Data excerpts
# # # #
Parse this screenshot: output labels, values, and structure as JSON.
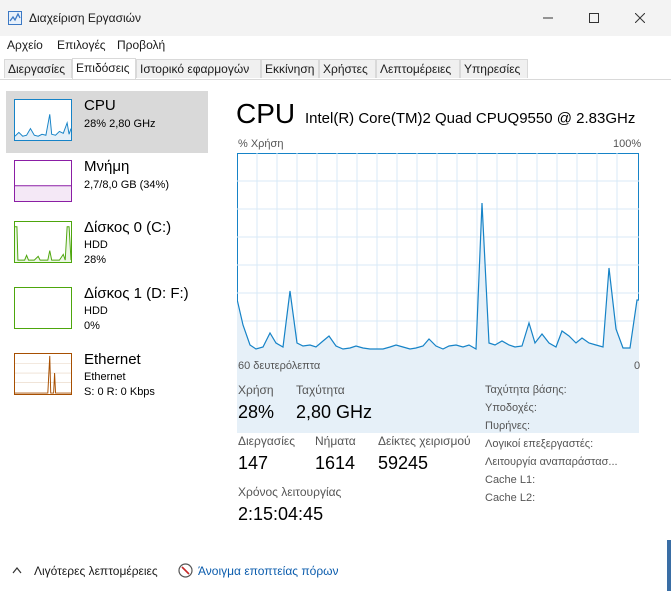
{
  "window": {
    "title": "Διαχείριση Εργασιών",
    "app_icon": "task-manager-icon"
  },
  "menu": [
    "Αρχείο",
    "Επιλογές",
    "Προβολή"
  ],
  "tabs": [
    "Διεργασίες",
    "Επιδόσεις",
    "Ιστορικό εφαρμογών",
    "Εκκίνηση",
    "Χρήστες",
    "Λεπτομέρειες",
    "Υπηρεσίες"
  ],
  "active_tab": "Επιδόσεις",
  "sidebar": [
    {
      "name": "CPU",
      "line1": "28% 2,80 GHz",
      "color": "#1683c7"
    },
    {
      "name": "Μνήμη",
      "line1": "2,7/8,0 GB (34%)",
      "color": "#8b1ea5"
    },
    {
      "name": "Δίσκος 0 (C:)",
      "line1": "HDD",
      "line2": "28%",
      "color": "#4da60c"
    },
    {
      "name": "Δίσκος 1 (D: F:)",
      "line1": "HDD",
      "line2": "0%",
      "color": "#4da60c"
    },
    {
      "name": "Ethernet",
      "line1": "Ethernet",
      "line2": "S: 0 R: 0 Kbps",
      "color": "#a74f01"
    }
  ],
  "main": {
    "title": "CPU",
    "model": "Intel(R) Core(TM)2 Quad CPUQ9550 @ 2.83GHz",
    "graph_top_left": "% Χρήση",
    "graph_top_right": "100%",
    "graph_bottom_left": "60 δευτερόλεπτα",
    "graph_bottom_right": "0",
    "stats": {
      "usage_label": "Χρήση",
      "usage_value": "28%",
      "speed_label": "Ταχύτητα",
      "speed_value": "2,80 GHz",
      "processes_label": "Διεργασίες",
      "processes_value": "147",
      "threads_label": "Νήματα",
      "threads_value": "1614",
      "handles_label": "Δείκτες χειρισμού",
      "handles_value": "59245",
      "uptime_label": "Χρόνος λειτουργίας",
      "uptime_value": "2:15:04:45"
    },
    "right_labels": [
      "Ταχύτητα βάσης:",
      "Υποδοχές:",
      "Πυρήνες:",
      "Λογικοί επεξεργαστές:",
      "Λειτουργία αναπαράστασ...",
      "Cache L1:",
      "Cache L2:"
    ]
  },
  "footer": {
    "less_details": "Λιγότερες λεπτομέρειες",
    "resource_monitor": "Άνοιγμα εποπτείας πόρων"
  }
}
# # # #
● **Aim**: In the lines above, locate the string "Ταχύτητα". Copy every line where it occurs.

● **Final result**:
      "speed_label": "Ταχύτητα",
      "Ταχύτητα βάσης:",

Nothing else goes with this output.